* **Aim**
Write out each line exactly as given. Leave the pictures out of your copy.

start Stored data

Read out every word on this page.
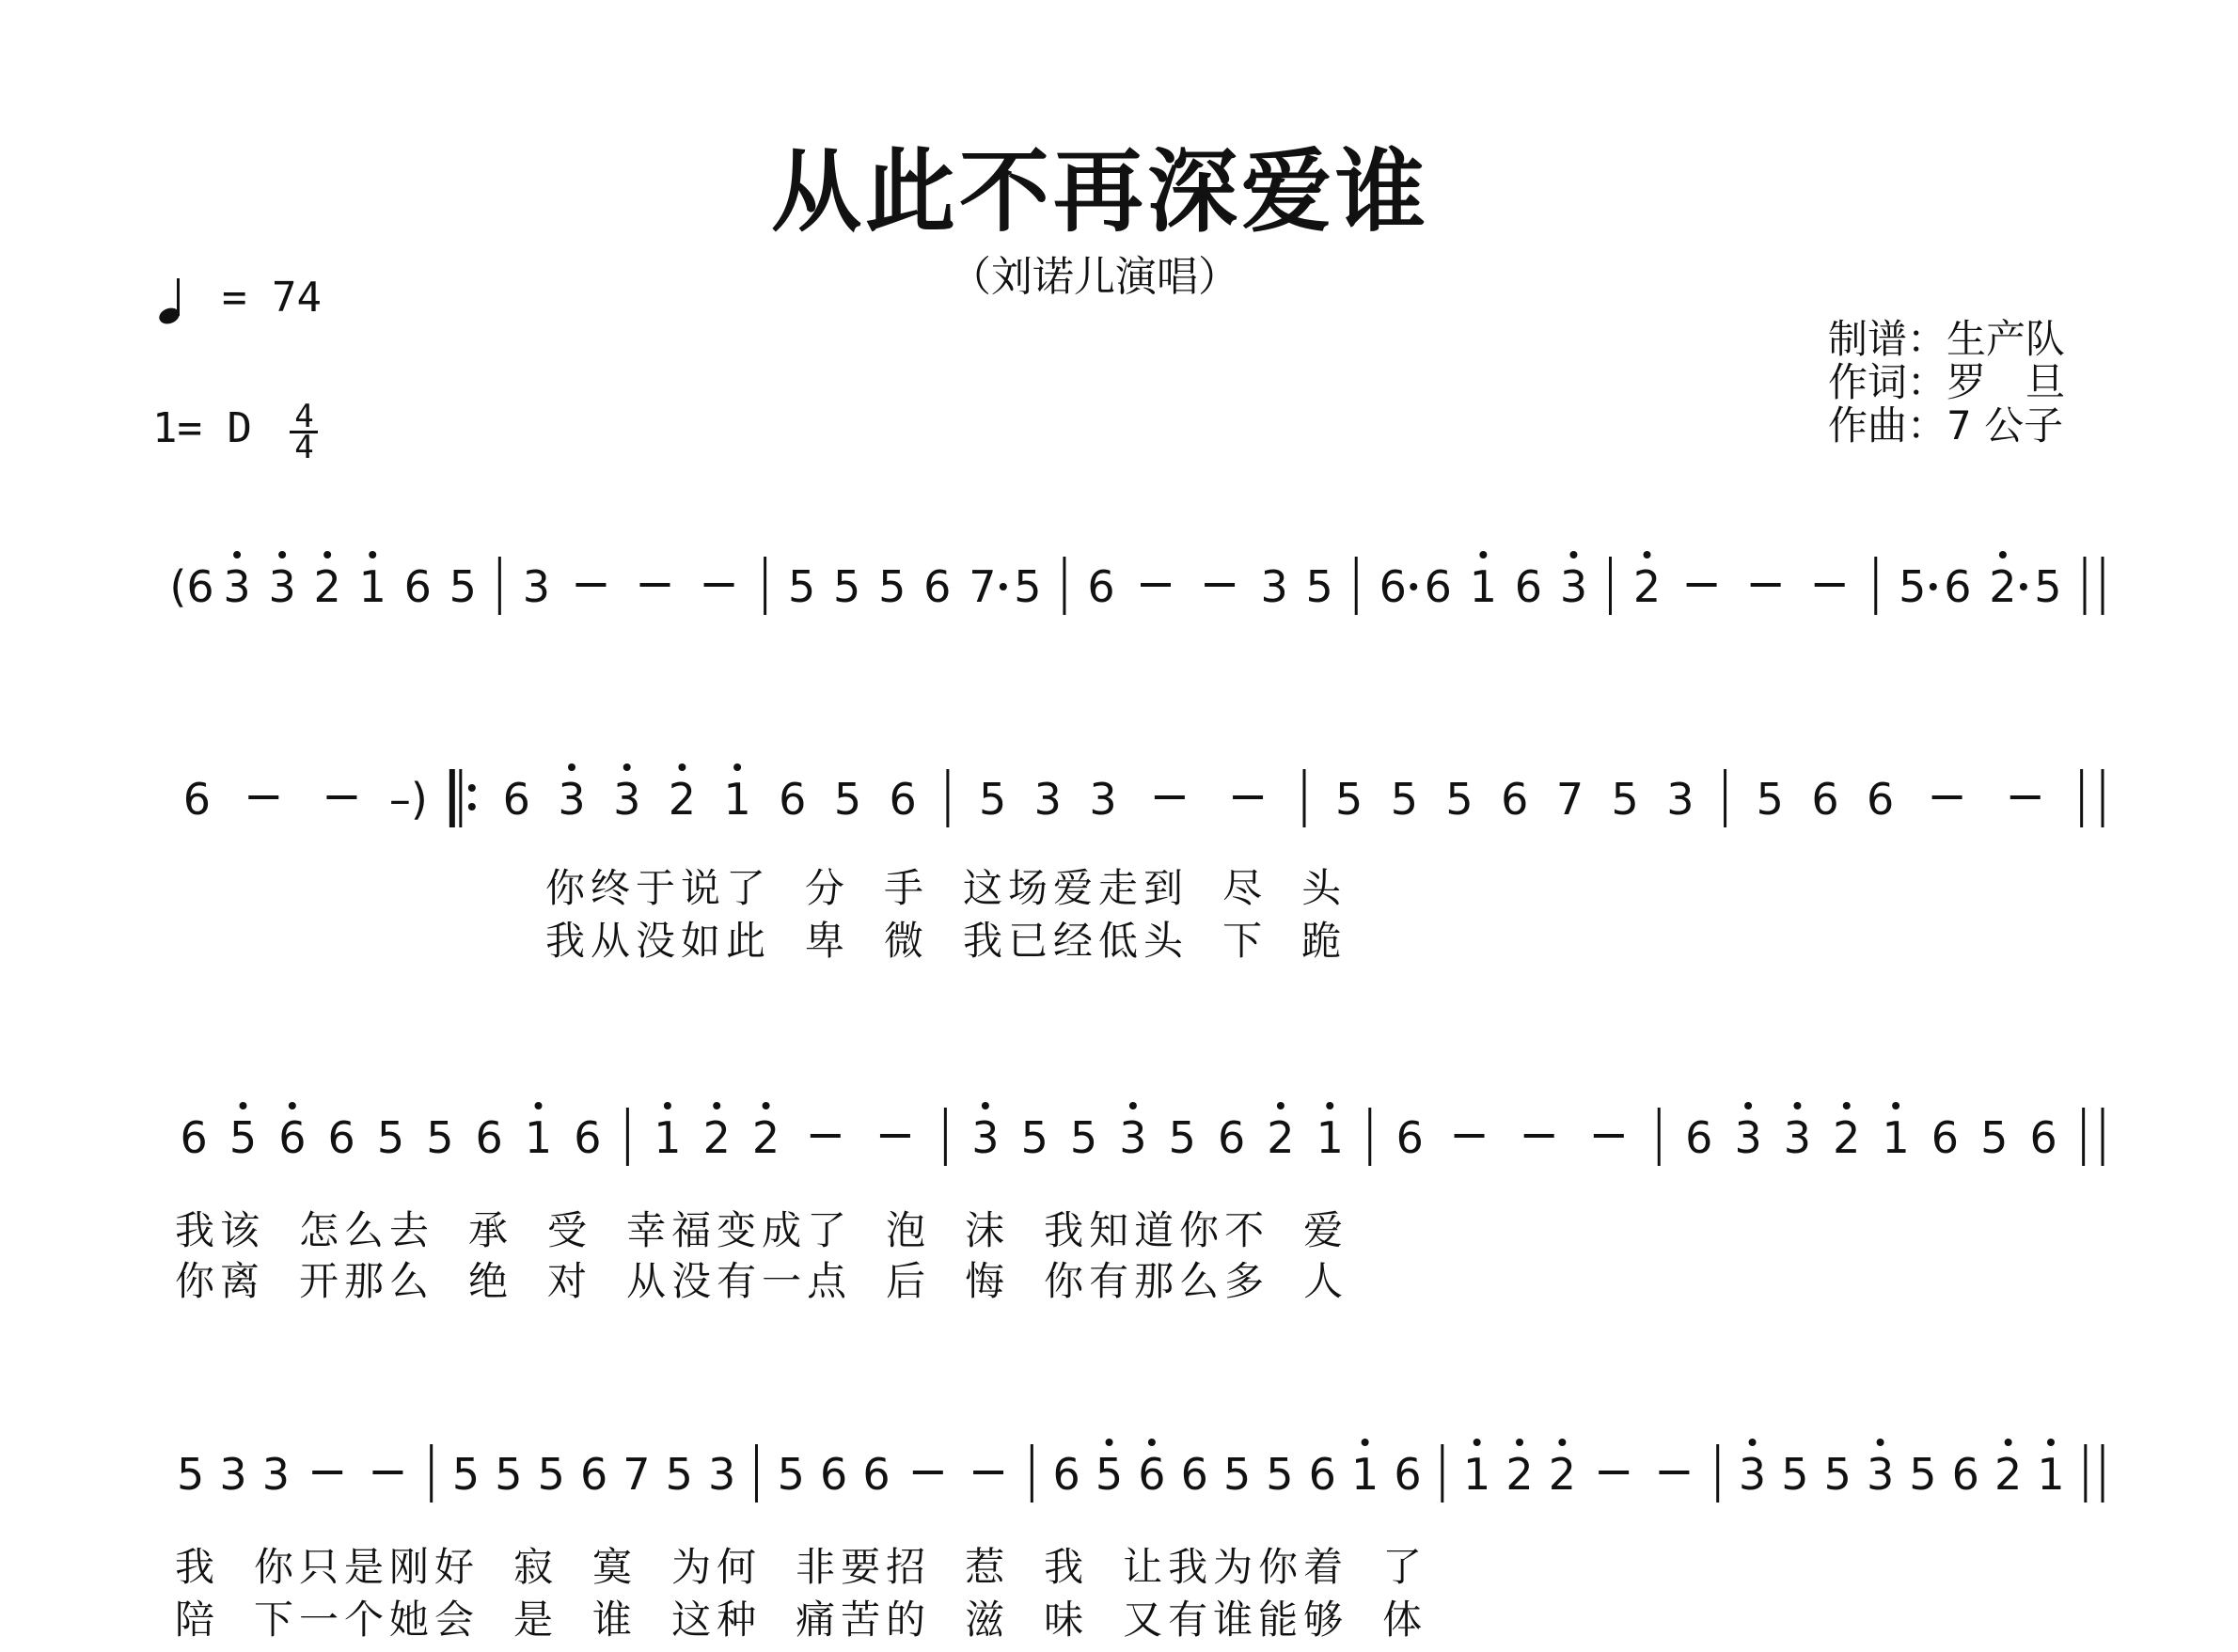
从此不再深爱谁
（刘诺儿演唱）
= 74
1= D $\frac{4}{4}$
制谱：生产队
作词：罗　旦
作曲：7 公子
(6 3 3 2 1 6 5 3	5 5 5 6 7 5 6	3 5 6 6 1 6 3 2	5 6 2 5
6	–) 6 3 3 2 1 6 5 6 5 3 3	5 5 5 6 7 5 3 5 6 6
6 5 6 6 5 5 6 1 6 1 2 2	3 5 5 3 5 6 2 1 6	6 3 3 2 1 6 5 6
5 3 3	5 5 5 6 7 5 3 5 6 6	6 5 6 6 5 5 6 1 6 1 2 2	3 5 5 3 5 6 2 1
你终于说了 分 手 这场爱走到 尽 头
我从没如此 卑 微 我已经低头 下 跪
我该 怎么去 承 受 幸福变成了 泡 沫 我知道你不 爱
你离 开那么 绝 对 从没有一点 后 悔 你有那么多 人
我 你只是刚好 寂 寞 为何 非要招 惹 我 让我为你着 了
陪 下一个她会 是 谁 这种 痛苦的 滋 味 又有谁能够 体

end Stored data

* **Answer below**
Read out every word on this page.
从此不再深爱谁
（刘诺儿演唱）
= 74
1= D $\frac{4}{4}$
制谱：生产队
作词：罗　旦
作曲：7 公子
(6 3 3 2 1 6 5 3	5 5 5 6 7 5 6	3 5 6 6 1 6 3 2	5 6 2 5
6	–) 6 3 3 2 1 6 5 6 5 3 3	5 5 5 6 7 5 3 5 6 6
6 5 6 6 5 5 6 1 6 1 2 2	3 5 5 3 5 6 2 1 6	6 3 3 2 1 6 5 6
5 3 3	5 5 5 6 7 5 3 5 6 6	6 5 6 6 5 5 6 1 6 1 2 2	3 5 5 3 5 6 2 1
你终于说了 分 手 这场爱走到 尽 头
我从没如此 卑 微 我已经低头 下 跪
我该 怎么去 承 受 幸福变成了 泡 沫 我知道你不 爱
你离 开那么 绝 对 从没有一点 后 悔 你有那么多 人
我 你只是刚好 寂 寞 为何 非要招 惹 我 让我为你着 了
陪 下一个她会 是 谁 这种 痛苦的 滋 味 又有谁能够 体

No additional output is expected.